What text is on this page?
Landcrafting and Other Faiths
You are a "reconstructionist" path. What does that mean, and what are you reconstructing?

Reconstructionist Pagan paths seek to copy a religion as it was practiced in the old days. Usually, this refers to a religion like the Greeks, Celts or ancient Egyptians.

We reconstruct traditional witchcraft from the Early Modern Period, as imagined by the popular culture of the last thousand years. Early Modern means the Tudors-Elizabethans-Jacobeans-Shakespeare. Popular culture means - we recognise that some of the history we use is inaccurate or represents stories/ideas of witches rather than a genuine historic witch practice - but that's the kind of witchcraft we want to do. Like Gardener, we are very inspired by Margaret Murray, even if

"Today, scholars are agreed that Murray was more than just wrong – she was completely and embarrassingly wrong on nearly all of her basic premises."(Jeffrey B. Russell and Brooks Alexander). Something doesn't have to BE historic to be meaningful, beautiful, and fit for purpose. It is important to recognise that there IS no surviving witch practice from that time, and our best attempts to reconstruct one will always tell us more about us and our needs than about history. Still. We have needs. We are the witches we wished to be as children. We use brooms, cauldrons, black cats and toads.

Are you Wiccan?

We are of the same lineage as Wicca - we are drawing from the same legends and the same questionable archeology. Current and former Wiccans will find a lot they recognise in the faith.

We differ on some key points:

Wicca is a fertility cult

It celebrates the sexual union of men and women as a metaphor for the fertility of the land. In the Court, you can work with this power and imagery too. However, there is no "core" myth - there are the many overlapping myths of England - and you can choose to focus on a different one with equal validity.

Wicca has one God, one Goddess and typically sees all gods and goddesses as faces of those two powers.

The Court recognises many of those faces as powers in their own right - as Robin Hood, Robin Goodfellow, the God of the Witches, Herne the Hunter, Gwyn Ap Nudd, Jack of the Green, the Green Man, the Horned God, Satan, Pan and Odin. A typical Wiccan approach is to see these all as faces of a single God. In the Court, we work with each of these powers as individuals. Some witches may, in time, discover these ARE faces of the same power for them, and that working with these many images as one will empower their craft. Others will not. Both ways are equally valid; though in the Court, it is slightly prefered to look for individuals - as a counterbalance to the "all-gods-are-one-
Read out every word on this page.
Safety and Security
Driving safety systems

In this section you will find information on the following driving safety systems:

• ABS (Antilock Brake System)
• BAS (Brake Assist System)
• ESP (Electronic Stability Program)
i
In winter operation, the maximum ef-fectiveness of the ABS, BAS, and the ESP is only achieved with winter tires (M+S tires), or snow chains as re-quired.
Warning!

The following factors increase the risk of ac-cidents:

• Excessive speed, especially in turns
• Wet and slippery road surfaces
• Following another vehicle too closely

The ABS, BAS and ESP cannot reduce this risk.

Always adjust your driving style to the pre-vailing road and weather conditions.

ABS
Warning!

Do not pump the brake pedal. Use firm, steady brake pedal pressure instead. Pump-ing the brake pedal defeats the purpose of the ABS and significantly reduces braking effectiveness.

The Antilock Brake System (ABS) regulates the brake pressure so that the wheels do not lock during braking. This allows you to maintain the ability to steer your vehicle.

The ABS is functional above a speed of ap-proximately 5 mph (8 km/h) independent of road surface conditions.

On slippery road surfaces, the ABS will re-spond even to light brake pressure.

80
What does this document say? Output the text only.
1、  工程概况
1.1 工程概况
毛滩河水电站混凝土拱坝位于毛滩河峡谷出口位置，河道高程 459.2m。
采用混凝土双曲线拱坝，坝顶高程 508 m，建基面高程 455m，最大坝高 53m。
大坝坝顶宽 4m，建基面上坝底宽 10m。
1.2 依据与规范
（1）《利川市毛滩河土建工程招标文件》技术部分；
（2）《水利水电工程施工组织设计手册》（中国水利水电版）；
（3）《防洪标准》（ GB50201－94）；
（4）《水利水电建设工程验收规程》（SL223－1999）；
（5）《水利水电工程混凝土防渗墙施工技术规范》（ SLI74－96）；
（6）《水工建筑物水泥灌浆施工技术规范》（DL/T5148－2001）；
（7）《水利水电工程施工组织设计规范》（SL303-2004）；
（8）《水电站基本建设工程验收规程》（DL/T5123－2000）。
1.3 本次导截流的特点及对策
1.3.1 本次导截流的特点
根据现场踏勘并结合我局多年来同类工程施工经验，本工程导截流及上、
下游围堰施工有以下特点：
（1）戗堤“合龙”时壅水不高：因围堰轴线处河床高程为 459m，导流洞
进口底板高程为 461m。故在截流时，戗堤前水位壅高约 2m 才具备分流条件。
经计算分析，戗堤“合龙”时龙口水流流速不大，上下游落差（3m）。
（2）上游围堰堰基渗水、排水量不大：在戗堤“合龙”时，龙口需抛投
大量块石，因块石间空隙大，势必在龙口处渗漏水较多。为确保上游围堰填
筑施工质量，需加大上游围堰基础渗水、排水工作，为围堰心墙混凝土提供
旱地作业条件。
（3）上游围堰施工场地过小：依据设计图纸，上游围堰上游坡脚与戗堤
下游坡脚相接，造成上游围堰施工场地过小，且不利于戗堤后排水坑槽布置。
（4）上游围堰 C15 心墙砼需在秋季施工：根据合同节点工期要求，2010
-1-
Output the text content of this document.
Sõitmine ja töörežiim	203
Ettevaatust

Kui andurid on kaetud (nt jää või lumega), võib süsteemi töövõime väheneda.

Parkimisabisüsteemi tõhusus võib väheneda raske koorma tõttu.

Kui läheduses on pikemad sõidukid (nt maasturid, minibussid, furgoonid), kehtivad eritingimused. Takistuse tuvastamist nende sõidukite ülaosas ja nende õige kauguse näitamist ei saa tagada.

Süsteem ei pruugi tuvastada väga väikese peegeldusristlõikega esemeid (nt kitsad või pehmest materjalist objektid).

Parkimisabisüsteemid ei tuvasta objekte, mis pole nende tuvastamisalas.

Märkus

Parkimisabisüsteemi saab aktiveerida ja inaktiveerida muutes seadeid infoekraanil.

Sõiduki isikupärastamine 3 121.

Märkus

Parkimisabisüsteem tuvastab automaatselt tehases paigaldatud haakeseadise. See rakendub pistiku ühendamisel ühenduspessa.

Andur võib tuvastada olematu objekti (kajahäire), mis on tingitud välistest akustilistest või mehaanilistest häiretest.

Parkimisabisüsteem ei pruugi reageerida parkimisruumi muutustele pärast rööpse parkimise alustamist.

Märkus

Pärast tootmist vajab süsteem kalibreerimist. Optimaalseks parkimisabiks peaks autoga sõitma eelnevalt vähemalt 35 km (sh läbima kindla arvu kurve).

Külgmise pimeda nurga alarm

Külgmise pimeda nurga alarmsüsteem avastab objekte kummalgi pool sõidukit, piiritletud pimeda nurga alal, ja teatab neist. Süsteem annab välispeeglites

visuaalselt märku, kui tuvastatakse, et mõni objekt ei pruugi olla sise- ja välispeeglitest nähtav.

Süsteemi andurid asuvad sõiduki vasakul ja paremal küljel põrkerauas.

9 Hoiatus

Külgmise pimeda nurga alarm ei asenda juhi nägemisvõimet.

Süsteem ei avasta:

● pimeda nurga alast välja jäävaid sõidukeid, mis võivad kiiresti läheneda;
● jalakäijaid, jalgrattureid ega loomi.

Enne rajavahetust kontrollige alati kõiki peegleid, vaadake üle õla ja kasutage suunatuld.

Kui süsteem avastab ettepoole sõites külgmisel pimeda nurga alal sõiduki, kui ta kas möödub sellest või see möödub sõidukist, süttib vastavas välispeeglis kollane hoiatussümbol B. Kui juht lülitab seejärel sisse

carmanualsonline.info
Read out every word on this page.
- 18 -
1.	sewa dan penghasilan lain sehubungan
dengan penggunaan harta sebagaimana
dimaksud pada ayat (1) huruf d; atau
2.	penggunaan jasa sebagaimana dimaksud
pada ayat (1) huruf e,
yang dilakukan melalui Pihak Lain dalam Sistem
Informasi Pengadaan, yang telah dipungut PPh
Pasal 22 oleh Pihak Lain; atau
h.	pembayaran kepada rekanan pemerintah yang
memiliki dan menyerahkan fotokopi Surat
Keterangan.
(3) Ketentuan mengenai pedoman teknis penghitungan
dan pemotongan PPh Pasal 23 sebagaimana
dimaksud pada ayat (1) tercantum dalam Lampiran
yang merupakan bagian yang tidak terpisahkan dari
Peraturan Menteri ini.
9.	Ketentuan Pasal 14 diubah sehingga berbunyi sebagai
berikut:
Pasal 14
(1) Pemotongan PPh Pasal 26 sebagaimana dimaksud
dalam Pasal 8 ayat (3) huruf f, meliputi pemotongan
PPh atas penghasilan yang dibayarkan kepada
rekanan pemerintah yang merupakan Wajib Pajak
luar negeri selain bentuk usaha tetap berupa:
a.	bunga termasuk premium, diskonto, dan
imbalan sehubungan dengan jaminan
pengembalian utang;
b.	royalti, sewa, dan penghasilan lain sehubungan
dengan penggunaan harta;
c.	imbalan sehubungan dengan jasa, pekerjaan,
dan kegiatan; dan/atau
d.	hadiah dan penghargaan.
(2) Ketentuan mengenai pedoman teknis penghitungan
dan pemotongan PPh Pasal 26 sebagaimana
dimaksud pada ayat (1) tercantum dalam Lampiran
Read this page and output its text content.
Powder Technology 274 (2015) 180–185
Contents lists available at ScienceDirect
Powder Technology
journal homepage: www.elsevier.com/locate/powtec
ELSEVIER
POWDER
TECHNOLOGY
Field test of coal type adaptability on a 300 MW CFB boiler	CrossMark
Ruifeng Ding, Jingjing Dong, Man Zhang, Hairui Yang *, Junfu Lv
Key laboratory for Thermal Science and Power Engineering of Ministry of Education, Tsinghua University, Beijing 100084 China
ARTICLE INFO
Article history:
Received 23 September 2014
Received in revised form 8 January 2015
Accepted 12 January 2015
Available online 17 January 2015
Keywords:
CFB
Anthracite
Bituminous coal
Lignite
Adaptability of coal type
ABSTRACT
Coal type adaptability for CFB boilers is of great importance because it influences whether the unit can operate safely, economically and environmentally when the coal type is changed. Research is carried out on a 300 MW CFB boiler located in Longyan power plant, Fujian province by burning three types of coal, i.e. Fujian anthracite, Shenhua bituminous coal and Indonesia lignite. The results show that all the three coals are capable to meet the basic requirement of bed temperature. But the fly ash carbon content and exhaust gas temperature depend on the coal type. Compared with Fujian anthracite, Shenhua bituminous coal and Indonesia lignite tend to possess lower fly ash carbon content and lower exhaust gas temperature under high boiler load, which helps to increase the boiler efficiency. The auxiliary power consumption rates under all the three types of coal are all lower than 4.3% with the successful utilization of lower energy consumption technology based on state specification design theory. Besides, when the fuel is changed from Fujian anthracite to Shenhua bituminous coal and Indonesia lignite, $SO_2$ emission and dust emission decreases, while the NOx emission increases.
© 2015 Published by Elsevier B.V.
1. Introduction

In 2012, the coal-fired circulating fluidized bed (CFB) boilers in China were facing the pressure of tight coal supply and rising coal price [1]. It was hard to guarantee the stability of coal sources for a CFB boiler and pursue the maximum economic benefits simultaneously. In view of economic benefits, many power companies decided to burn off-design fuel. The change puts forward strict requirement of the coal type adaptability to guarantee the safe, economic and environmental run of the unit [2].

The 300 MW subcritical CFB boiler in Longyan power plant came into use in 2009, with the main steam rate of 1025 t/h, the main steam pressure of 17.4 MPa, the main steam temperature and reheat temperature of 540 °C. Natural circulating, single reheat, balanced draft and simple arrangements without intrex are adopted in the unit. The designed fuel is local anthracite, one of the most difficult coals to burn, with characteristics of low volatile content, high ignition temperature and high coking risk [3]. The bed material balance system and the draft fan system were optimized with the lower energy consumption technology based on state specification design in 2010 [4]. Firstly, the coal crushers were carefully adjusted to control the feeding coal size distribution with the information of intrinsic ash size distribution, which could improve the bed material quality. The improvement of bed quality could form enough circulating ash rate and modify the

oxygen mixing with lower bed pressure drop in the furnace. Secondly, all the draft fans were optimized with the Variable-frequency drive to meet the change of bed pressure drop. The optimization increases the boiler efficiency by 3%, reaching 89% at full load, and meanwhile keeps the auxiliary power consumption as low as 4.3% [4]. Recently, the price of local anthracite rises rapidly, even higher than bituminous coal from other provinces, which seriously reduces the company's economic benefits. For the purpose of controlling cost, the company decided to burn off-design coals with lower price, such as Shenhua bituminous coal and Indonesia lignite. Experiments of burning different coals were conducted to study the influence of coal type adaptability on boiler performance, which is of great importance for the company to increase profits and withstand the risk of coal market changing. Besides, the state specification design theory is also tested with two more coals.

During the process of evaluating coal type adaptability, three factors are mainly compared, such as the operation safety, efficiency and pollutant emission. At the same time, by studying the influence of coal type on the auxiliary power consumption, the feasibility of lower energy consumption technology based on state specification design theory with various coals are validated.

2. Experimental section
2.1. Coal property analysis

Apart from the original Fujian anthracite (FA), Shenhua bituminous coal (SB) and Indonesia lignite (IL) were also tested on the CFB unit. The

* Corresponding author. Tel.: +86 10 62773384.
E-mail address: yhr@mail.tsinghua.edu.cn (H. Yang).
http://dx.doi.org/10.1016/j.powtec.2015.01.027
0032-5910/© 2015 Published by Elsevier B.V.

--- Work required ---
What is the number of lines in these records that contain "more"? Reply with the number only.

--- Answer in full ---
2